## Your goal:
Pictures do not belong in the copy; restate the records below word for word.

(Data records)
· · · · · · ·

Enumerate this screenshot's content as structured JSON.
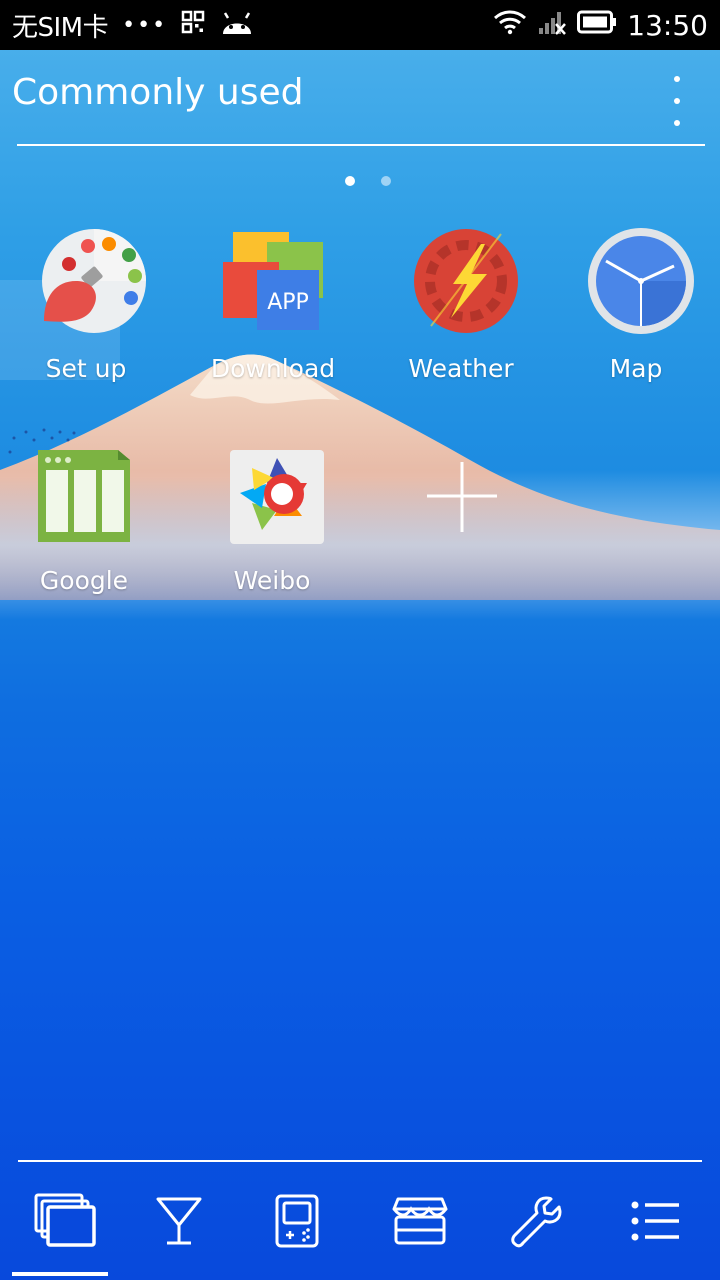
{
  "status_bar": {
    "carrier": "无SIM卡",
    "dots": "•••",
    "time": "13:50"
  },
  "header": {
    "title": "Commonly used",
    "menu_icon": "more-vert-icon"
  },
  "page_indicator": {
    "count": 2,
    "active_index": 0
  },
  "apps": [
    {
      "label": "Set up",
      "icon": "palette-icon"
    },
    {
      "label": "Download",
      "icon": "app-store-icon"
    },
    {
      "label": "Weather",
      "icon": "lightning-gear-icon"
    },
    {
      "label": "Map",
      "icon": "clock-icon"
    },
    {
      "label": "Google",
      "icon": "window-columns-icon"
    },
    {
      "label": "Weibo",
      "icon": "camera-flower-icon"
    }
  ],
  "add_tile": {
    "icon": "plus-icon"
  },
  "dock": {
    "items": [
      {
        "name": "recent-windows",
        "icon": "stacked-windows-icon",
        "active": true
      },
      {
        "name": "drinks",
        "icon": "cocktail-glass-icon",
        "active": false
      },
      {
        "name": "games",
        "icon": "gameboy-icon",
        "active": false
      },
      {
        "name": "store",
        "icon": "storefront-icon",
        "active": false
      },
      {
        "name": "tools",
        "icon": "wrench-icon",
        "active": false
      },
      {
        "name": "list",
        "icon": "list-icon",
        "active": false
      }
    ]
  },
  "colors": {
    "status_bar": "#000000",
    "accent_white": "#ffffff",
    "wallpaper_top": "#4fb2ec",
    "wallpaper_bottom": "#0849dc"
  }
}
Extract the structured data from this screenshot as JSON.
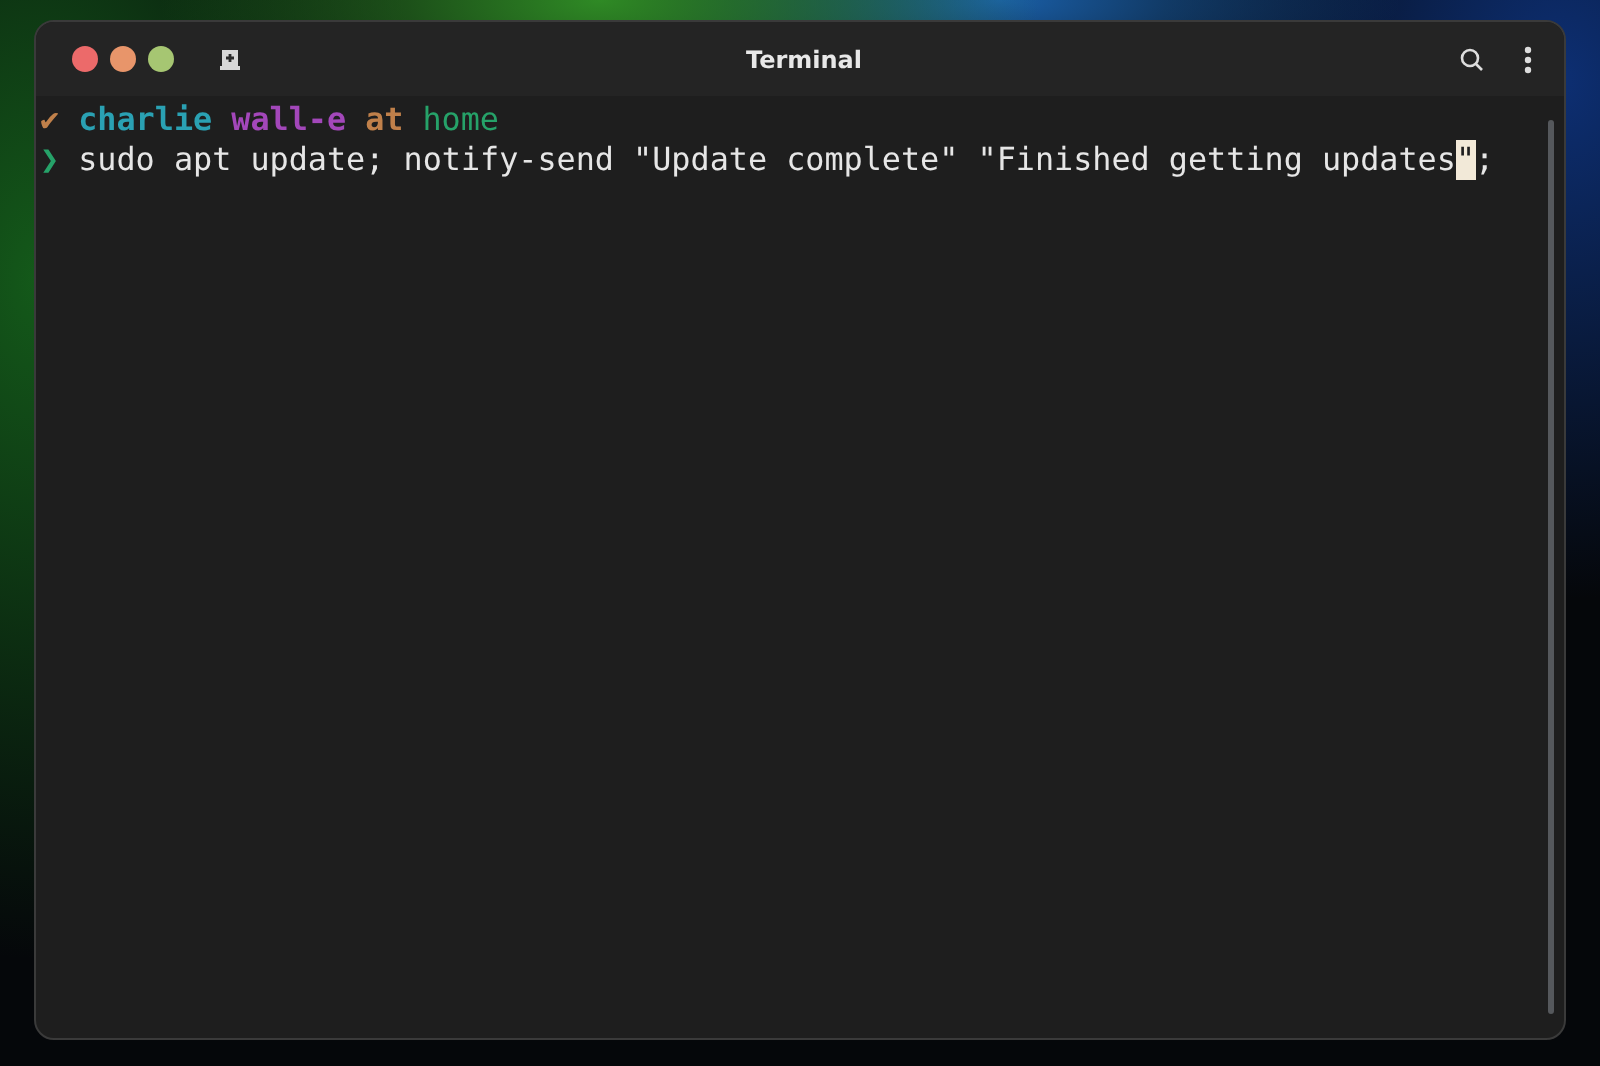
{
  "window": {
    "title": "Terminal"
  },
  "prompt": {
    "status": "✔",
    "segments": [
      {
        "text": "charlie",
        "color": "#2aa1b3",
        "bold": true
      },
      {
        "text": "wall-e",
        "color": "#a347ba",
        "bold": true
      },
      {
        "text": "at",
        "color": "#c0804a",
        "bold": true
      },
      {
        "text": "home",
        "color": "#26a269",
        "bold": false
      }
    ]
  },
  "input": {
    "symbol": "❯",
    "before": "sudo apt update; notify-send \"Update complete\" \"Finished getting updates",
    "cursor": "\"",
    "after": ";"
  }
}
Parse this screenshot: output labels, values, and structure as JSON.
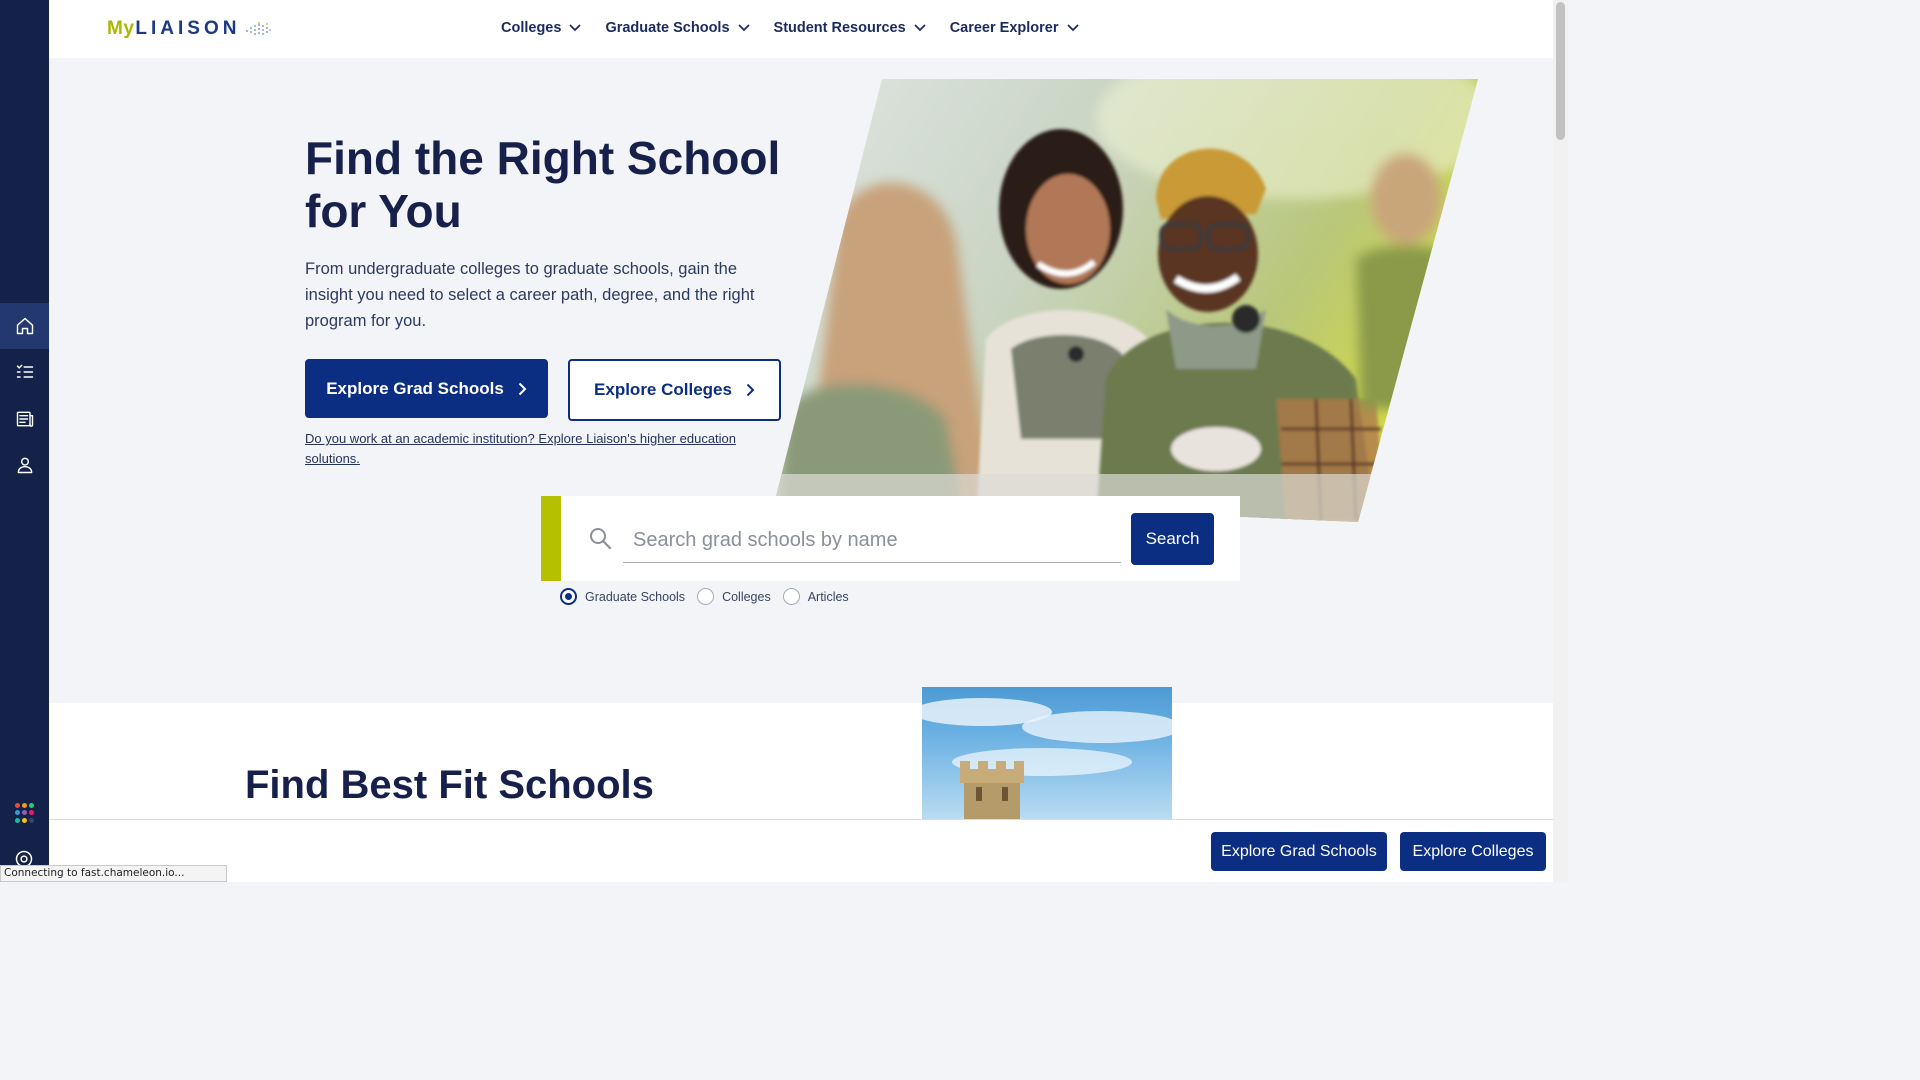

· · · · · · ·

## Finished exercise:
Enumerate this screenshot's content as structured JSON.
{
  "status_bar": {
    "carrier": "无SIM卡",
    "dots": "•••",
    "time": "13:50"
  },
  "header": {
    "title": "Commonly used",
    "menu_icon": "more-vert-icon"
  },
  "page_indicator": {
    "count": 2,
    "active_index": 0
  },
  "apps": [
    {
      "label": "Set up",
      "icon": "palette-icon"
    },
    {
      "label": "Download",
      "icon": "app-store-icon"
    },
    {
      "label": "Weather",
      "icon": "lightning-gear-icon"
    },
    {
      "label": "Map",
      "icon": "clock-icon"
    },
    {
      "label": "Google",
      "icon": "window-columns-icon"
    },
    {
      "label": "Weibo",
      "icon": "camera-flower-icon"
    }
  ],
  "add_tile": {
    "icon": "plus-icon"
  },
  "dock": {
    "items": [
      {
        "name": "recent-windows",
        "icon": "stacked-windows-icon",
        "active": true
      },
      {
        "name": "drinks",
        "icon": "cocktail-glass-icon",
        "active": false
      },
      {
        "name": "games",
        "icon": "gameboy-icon",
        "active": false
      },
      {
        "name": "store",
        "icon": "storefront-icon",
        "active": false
      },
      {
        "name": "tools",
        "icon": "wrench-icon",
        "active": false
      },
      {
        "name": "list",
        "icon": "list-icon",
        "active": false
      }
    ]
  },
  "colors": {
    "status_bar": "#000000",
    "accent_white": "#ffffff",
    "wallpaper_top": "#4fb2ec",
    "wallpaper_bottom": "#0849dc"
  }
}
Extract the structured data from this screenshot as JSON.
{
  "window": {
    "title": "Terminal"
  },
  "prompt": {
    "status": "✔",
    "segments": [
      {
        "text": "charlie",
        "color": "#2aa1b3",
        "bold": true
      },
      {
        "text": "wall-e",
        "color": "#a347ba",
        "bold": true
      },
      {
        "text": "at",
        "color": "#c0804a",
        "bold": true
      },
      {
        "text": "home",
        "color": "#26a269",
        "bold": false
      }
    ]
  },
  "input": {
    "symbol": "❯",
    "before": "sudo apt update; notify-send \"Update complete\" \"Finished getting updates",
    "cursor": "\"",
    "after": ";"
  }
}
Parse this screenshot: output labels, values, and structure as JSON.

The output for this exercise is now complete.